◆ TASK STATEMENT
Show each line from the listing that includes the word "JSON".

---------- DATASET ENTRIES ----------

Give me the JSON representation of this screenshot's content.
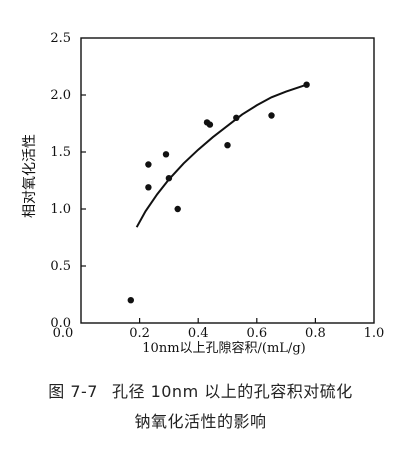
{
  "figure": {
    "number": "图 7-7",
    "caption_line1": "孔径 10nm 以上的孔容积对硫化",
    "caption_line2": "钠氧化活性的影响"
  },
  "chart_data": {
    "type": "scatter",
    "title": "",
    "xlabel": "10nm以上孔隙容积/(mL/g)",
    "ylabel": "相对氧化活性",
    "xlim": [
      0.0,
      1.0
    ],
    "ylim": [
      0.0,
      2.5
    ],
    "xticks": [
      "0.0",
      "0.2",
      "0.4",
      "0.6",
      "0.8",
      "1.0"
    ],
    "yticks": [
      "0.0",
      "0.5",
      "1.0",
      "1.5",
      "2.0",
      "2.5"
    ],
    "grid": false,
    "series": [
      {
        "type": "scatter",
        "x": [
          0.17,
          0.23,
          0.23,
          0.29,
          0.3,
          0.33,
          0.43,
          0.44,
          0.5,
          0.53,
          0.65,
          0.77
        ],
        "y": [
          0.2,
          1.19,
          1.39,
          1.48,
          1.27,
          1.0,
          1.76,
          1.74,
          1.56,
          1.8,
          1.82,
          2.09
        ]
      },
      {
        "type": "line",
        "x": [
          0.19,
          0.22,
          0.26,
          0.3,
          0.35,
          0.4,
          0.45,
          0.5,
          0.55,
          0.6,
          0.65,
          0.7,
          0.77
        ],
        "y": [
          0.84,
          0.98,
          1.13,
          1.26,
          1.4,
          1.52,
          1.63,
          1.73,
          1.83,
          1.91,
          1.98,
          2.03,
          2.09
        ]
      }
    ]
  }
}
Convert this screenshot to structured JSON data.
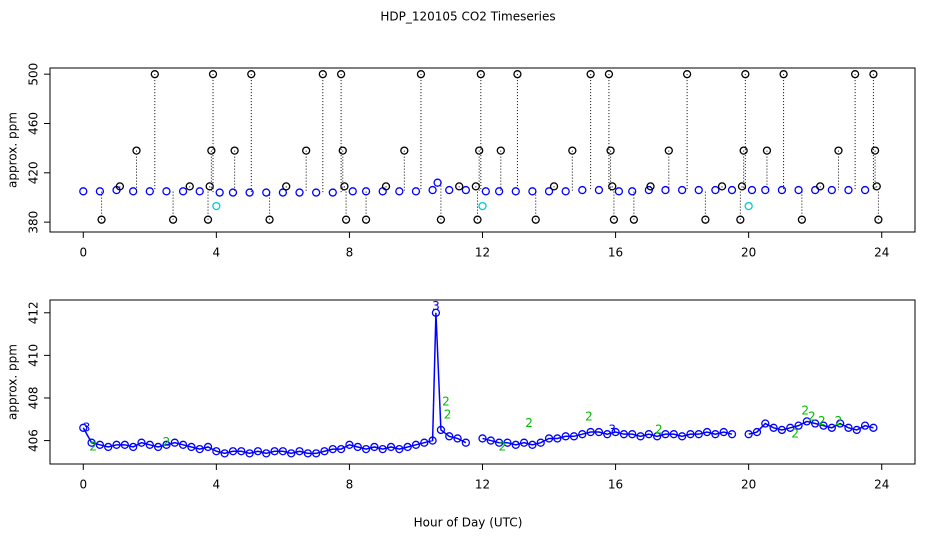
{
  "title": "HDP_120105  CO2 Timeseries",
  "xlabel": "Hour of Day (UTC)",
  "chart_data": [
    {
      "type": "scatter",
      "ylabel": "approx. ppm",
      "xlim": [
        -1,
        25
      ],
      "ylim": [
        372,
        505
      ],
      "xticks": [
        0,
        4,
        8,
        12,
        16,
        20,
        24
      ],
      "yticks": [
        380,
        420,
        460,
        500
      ],
      "series": [
        {
          "color": "#0000ff",
          "marker": "circle",
          "x": [
            0,
            0.5,
            1,
            1.5,
            2,
            2.5,
            3,
            3.5,
            4.1,
            4.5,
            5,
            5.5,
            6,
            6.5,
            7,
            7.5,
            8.1,
            8.5,
            9,
            9.5,
            10,
            10.5,
            10.65,
            11,
            11.5,
            12.1,
            12.5,
            13,
            13.5,
            14,
            14.5,
            15,
            15.5,
            16.1,
            16.5,
            17,
            17.5,
            18,
            18.5,
            19,
            19.5,
            20.1,
            20.5,
            21,
            21.5,
            22,
            22.5,
            23,
            23.5
          ],
          "values": [
            405,
            405,
            406,
            405,
            405,
            405,
            405,
            405,
            404,
            404,
            404,
            404,
            404,
            404,
            404,
            404,
            405,
            405,
            405,
            405,
            405,
            406,
            412,
            406,
            406,
            405,
            405,
            405,
            405,
            405,
            405,
            406,
            406,
            405,
            405,
            406,
            406,
            406,
            406,
            406,
            406,
            406,
            406,
            406,
            406,
            406,
            406,
            406,
            406
          ]
        },
        {
          "color": "#000000",
          "marker": "circle",
          "stems": true,
          "x": [
            0.55,
            1.1,
            1.6,
            2.15,
            2.7,
            3.2,
            3.75,
            3.8,
            3.85,
            3.9,
            4.55,
            5.05,
            5.6,
            6.1,
            6.7,
            7.2,
            7.75,
            7.8,
            7.85,
            7.9,
            8.5,
            9.1,
            9.65,
            10.15,
            10.75,
            11.3,
            11.8,
            11.85,
            11.9,
            11.95,
            12.55,
            13.05,
            13.6,
            14.15,
            14.7,
            15.25,
            15.8,
            15.85,
            15.9,
            15.95,
            16.55,
            17.05,
            17.6,
            18.15,
            18.7,
            19.2,
            19.75,
            19.8,
            19.85,
            19.9,
            20.55,
            21.05,
            21.6,
            22.15,
            22.7,
            23.2,
            23.75,
            23.8,
            23.85,
            23.9
          ],
          "values": [
            382,
            409,
            438,
            500,
            382,
            409,
            382,
            409,
            438,
            500,
            438,
            500,
            382,
            409,
            438,
            500,
            500,
            438,
            409,
            382,
            382,
            409,
            438,
            500,
            382,
            409,
            409,
            382,
            438,
            500,
            438,
            500,
            382,
            409,
            438,
            500,
            500,
            438,
            409,
            382,
            382,
            409,
            438,
            500,
            382,
            409,
            382,
            409,
            438,
            500,
            438,
            500,
            382,
            409,
            438,
            500,
            500,
            438,
            409,
            382
          ]
        },
        {
          "color": "#00cccc",
          "marker": "circle",
          "x": [
            4.0,
            12.0,
            20.0
          ],
          "values": [
            393,
            393,
            393
          ]
        }
      ]
    },
    {
      "type": "scatter",
      "ylabel": "approx. ppm",
      "xlim": [
        -1,
        25
      ],
      "ylim": [
        404.9,
        412.6
      ],
      "xticks": [
        0,
        4,
        8,
        12,
        16,
        20,
        24
      ],
      "yticks": [
        406,
        408,
        410,
        412
      ],
      "series": [
        {
          "color": "#0000ff",
          "marker": "circle",
          "line": true,
          "x": [
            0,
            0.25,
            0.5,
            0.75,
            1,
            1.25,
            1.5,
            1.75,
            2,
            2.25,
            2.5,
            2.75,
            3,
            3.25,
            3.5,
            3.75,
            4,
            4.25,
            4.5,
            4.75,
            5,
            5.25,
            5.5,
            5.75,
            6,
            6.25,
            6.5,
            6.75,
            7,
            7.25,
            7.5,
            7.75,
            8,
            8.25,
            8.5,
            8.75,
            9,
            9.25,
            9.5,
            9.75,
            10,
            10.25,
            10.5,
            10.6,
            10.75,
            11,
            11.25,
            11.5,
            11.75,
            12,
            12.25,
            12.5,
            12.75,
            13,
            13.25,
            13.5,
            13.75,
            14,
            14.25,
            14.5,
            14.75,
            15,
            15.25,
            15.5,
            15.75,
            16,
            16.25,
            16.5,
            16.75,
            17,
            17.25,
            17.5,
            17.75,
            18,
            18.25,
            18.5,
            18.75,
            19,
            19.25,
            19.5,
            19.75,
            20,
            20.25,
            20.5,
            20.75,
            21,
            21.25,
            21.5,
            21.75,
            22,
            22.25,
            22.5,
            22.75,
            23,
            23.25,
            23.5,
            23.75
          ],
          "values": [
            406.6,
            405.9,
            405.8,
            405.7,
            405.8,
            405.8,
            405.7,
            405.9,
            405.8,
            405.7,
            405.8,
            405.9,
            405.8,
            405.7,
            405.6,
            405.7,
            405.5,
            405.4,
            405.5,
            405.5,
            405.4,
            405.5,
            405.4,
            405.5,
            405.5,
            405.4,
            405.5,
            405.4,
            405.4,
            405.5,
            405.6,
            405.6,
            405.8,
            405.7,
            405.6,
            405.7,
            405.6,
            405.7,
            405.6,
            405.7,
            405.8,
            405.9,
            406.0,
            412.0,
            406.5,
            406.2,
            406.1,
            405.9,
            null,
            406.1,
            406.0,
            405.9,
            405.9,
            405.8,
            405.9,
            405.8,
            405.9,
            406.1,
            406.1,
            406.2,
            406.2,
            406.3,
            406.4,
            406.4,
            406.3,
            406.4,
            406.3,
            406.3,
            406.2,
            406.3,
            406.2,
            406.3,
            406.3,
            406.2,
            406.3,
            406.3,
            406.4,
            406.3,
            406.4,
            406.3,
            null,
            406.3,
            406.4,
            406.8,
            406.6,
            406.5,
            406.6,
            406.7,
            406.9,
            406.8,
            406.7,
            406.6,
            406.8,
            406.6,
            406.5,
            406.7,
            406.6
          ]
        },
        {
          "color": "#00bb00",
          "marker": "2",
          "x": [
            0.3,
            2.5,
            10.9,
            10.95,
            12.6,
            13.4,
            15.2,
            17.3,
            21.4,
            21.7,
            21.9,
            22.2,
            22.7
          ],
          "values": [
            405.7,
            405.9,
            407.8,
            407.2,
            405.7,
            406.8,
            407.1,
            406.5,
            406.3,
            407.4,
            407.1,
            406.9,
            406.9
          ]
        },
        {
          "color": "#0000ff",
          "marker": "3",
          "x": [
            0.1,
            10.6,
            15.9
          ],
          "values": [
            406.6,
            412.3,
            406.5
          ]
        }
      ]
    }
  ]
}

----------

◆ WRITTEN ANSWER
Give me the JSON representation of this screenshot's content.
Convert this screenshot to structured JSON data.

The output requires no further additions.